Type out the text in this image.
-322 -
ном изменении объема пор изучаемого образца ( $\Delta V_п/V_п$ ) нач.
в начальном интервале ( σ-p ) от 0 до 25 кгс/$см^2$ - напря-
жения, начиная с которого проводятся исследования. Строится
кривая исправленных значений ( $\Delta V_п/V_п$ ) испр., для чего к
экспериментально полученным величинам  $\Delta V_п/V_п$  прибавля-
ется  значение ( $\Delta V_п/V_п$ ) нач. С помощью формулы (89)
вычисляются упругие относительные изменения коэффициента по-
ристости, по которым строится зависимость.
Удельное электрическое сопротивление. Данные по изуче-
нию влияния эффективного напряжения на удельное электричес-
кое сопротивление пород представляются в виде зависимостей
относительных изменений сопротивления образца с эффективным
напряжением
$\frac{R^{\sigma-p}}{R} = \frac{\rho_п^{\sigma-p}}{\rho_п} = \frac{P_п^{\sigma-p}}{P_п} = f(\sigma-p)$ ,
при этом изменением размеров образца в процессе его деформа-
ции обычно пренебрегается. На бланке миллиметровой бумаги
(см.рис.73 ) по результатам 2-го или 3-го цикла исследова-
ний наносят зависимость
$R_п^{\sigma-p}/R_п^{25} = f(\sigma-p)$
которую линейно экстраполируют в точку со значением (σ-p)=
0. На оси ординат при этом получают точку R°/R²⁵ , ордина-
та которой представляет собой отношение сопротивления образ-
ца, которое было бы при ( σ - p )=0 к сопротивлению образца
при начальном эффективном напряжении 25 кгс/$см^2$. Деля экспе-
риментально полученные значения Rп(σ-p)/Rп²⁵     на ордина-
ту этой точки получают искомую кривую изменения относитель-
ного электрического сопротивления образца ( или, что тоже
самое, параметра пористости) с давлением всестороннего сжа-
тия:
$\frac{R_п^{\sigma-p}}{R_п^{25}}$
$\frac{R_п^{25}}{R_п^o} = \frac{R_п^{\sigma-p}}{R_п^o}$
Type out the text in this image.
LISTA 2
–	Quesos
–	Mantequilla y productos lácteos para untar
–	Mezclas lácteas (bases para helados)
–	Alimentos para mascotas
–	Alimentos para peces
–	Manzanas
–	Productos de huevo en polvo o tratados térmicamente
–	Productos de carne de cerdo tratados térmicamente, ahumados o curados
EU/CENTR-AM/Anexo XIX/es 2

━━━━━━━━━━

_Aim:_
Copy every line that contains the string "получают".

_Answer to the exercise:_
0. На оси ординат при этом получают точку R°/R²⁵ , ордина-
ту этой точки получают искомую кривую изменения относитель-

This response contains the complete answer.